» WHAT YOU WILL DO
Filter the data below for the string "turn" and copy each matching line.

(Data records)
_ _ _
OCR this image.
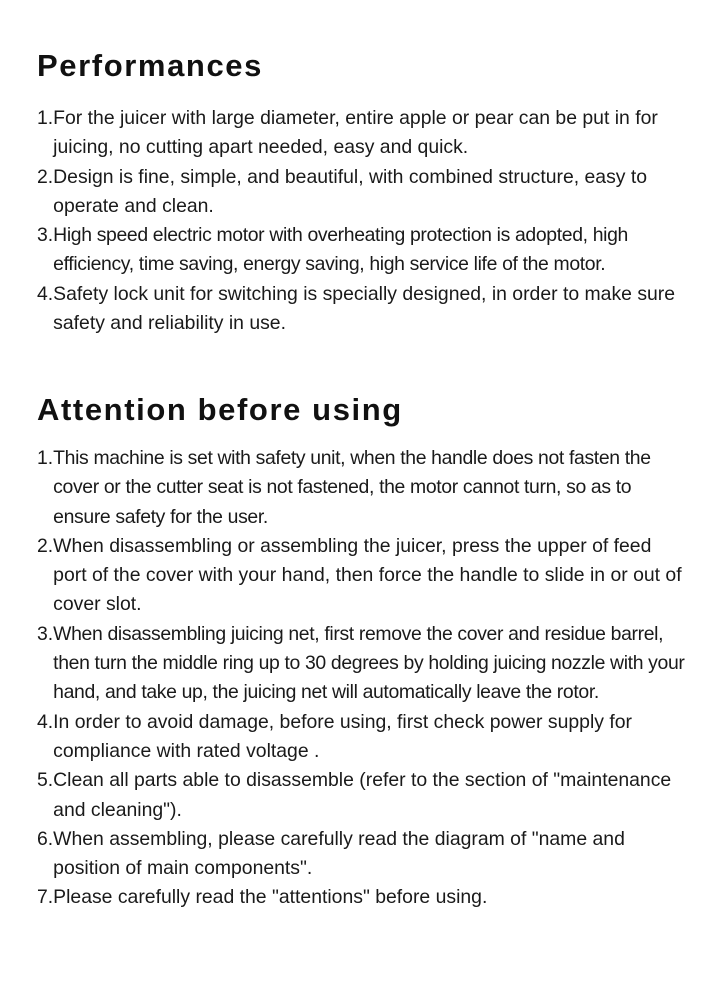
Performances
1. For the juicer with large diameter, entire apple or pear can be put in for juicing, no cutting apart needed, easy and quick.
2. Design is fine, simple, and beautiful, with combined structure, easy to operate and clean.
3. High speed electric motor with overheating protection is adopted, high efficiency, time saving, energy saving, high service life of the motor.
4. Safety lock unit for switching is specially designed, in order to make sure safety and reliability in use.
Attention before using
1. This machine is set with safety unit, when the handle does not fasten the cover or the cutter seat is not fastened, the motor cannot turn, so as to ensure safety for the user.
2. When disassembling or assembling the juicer, press the upper of feed port of the cover with your hand, then force the handle to slide in or out of cover slot.
3. When disassembling juicing net, first remove the cover and residue barrel, then turn the middle ring up to 30 degrees by holding juicing nozzle with your hand, and take up, the juicing net will automatically leave the rotor.
4. In order to avoid damage, before using, first check power supply for compliance with rated voltage .
5. Clean all parts able to disassemble (refer to the section of "maintenance and cleaning").
6. When assembling, please carefully read the diagram of "name and position of main components".
7. Please carefully read the "attentions" before using.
_ _ _
» FULL RESPONSE
1. This machine is set with safety unit, when the handle does not fasten the cover or the cutter seat is not fastened, the motor cannot turn, so as to ensure safety for the user.
3. When disassembling juicing net, first remove the cover and residue barrel, then turn the middle ring up to 30 degrees by holding juicing nozzle with your hand, and take up, the juicing net will automatically leave the rotor.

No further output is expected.